What the exercise asks:
Without including any images, reproduce each entry exactly.

Records supplied:
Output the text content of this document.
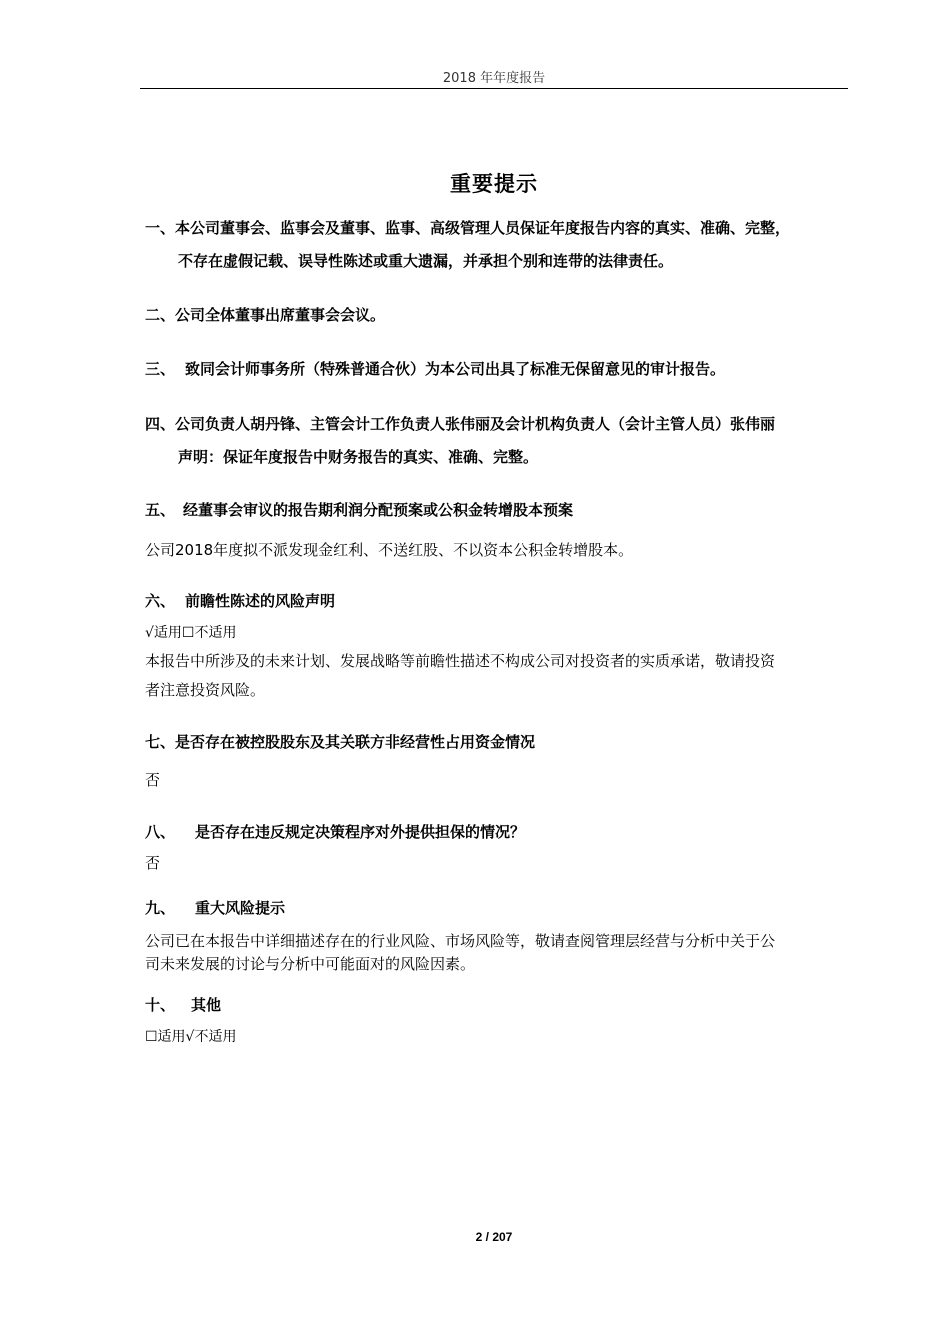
2018 年年度报告
重要提示
一、本公司董事会、监事会及董事、监事、高级管理人员保证年度报告内容的真实、准确、完整，
不存在虚假记载、误导性陈述或重大遗漏，并承担个别和连带的法律责任。
二、公司全体董事出席董事会会议。
三、 致同会计师事务所（特殊普通合伙）为本公司出具了标准无保留意见的审计报告。
四、公司负责人胡丹锋、主管会计工作负责人张伟丽及会计机构负责人（会计主管人员）张伟丽
声明：保证年度报告中财务报告的真实、准确、完整。
五、 经董事会审议的报告期利润分配预案或公积金转增股本预案
公司2018年度拟不派发现金红利、不送红股、不以资本公积金转增股本。
六、 前瞻性陈述的风险声明
√适用☐不适用
本报告中所涉及的未来计划、发展战略等前瞻性描述不构成公司对投资者的实质承诺，敬请投资
者注意投资风险。
七、是否存在被控股股东及其关联方非经营性占用资金情况
否
八、 是否存在违反规定决策程序对外提供担保的情况？
否
九、 重大风险提示
公司已在本报告中详细描述存在的行业风险、市场风险等，敬请查阅管理层经营与分析中关于公
司未来发展的讨论与分析中可能面对的风险因素。
十、 其他
☐适用√不适用
2 / 207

Solution:
Output the text content of this document.
2018 年年度报告
重要提示
一、本公司董事会、监事会及董事、监事、高级管理人员保证年度报告内容的真实、准确、完整，
不存在虚假记载、误导性陈述或重大遗漏，并承担个别和连带的法律责任。
二、公司全体董事出席董事会会议。
三、 致同会计师事务所（特殊普通合伙）为本公司出具了标准无保留意见的审计报告。
四、公司负责人胡丹锋、主管会计工作负责人张伟丽及会计机构负责人（会计主管人员）张伟丽
声明：保证年度报告中财务报告的真实、准确、完整。
五、 经董事会审议的报告期利润分配预案或公积金转增股本预案
公司2018年度拟不派发现金红利、不送红股、不以资本公积金转增股本。
六、 前瞻性陈述的风险声明
√适用☐不适用
本报告中所涉及的未来计划、发展战略等前瞻性描述不构成公司对投资者的实质承诺，敬请投资
者注意投资风险。
七、是否存在被控股股东及其关联方非经营性占用资金情况
否
八、 是否存在违反规定决策程序对外提供担保的情况？
否
九、 重大风险提示
公司已在本报告中详细描述存在的行业风险、市场风险等，敬请查阅管理层经营与分析中关于公
司未来发展的讨论与分析中可能面对的风险因素。
十、 其他
☐适用√不适用
2 / 207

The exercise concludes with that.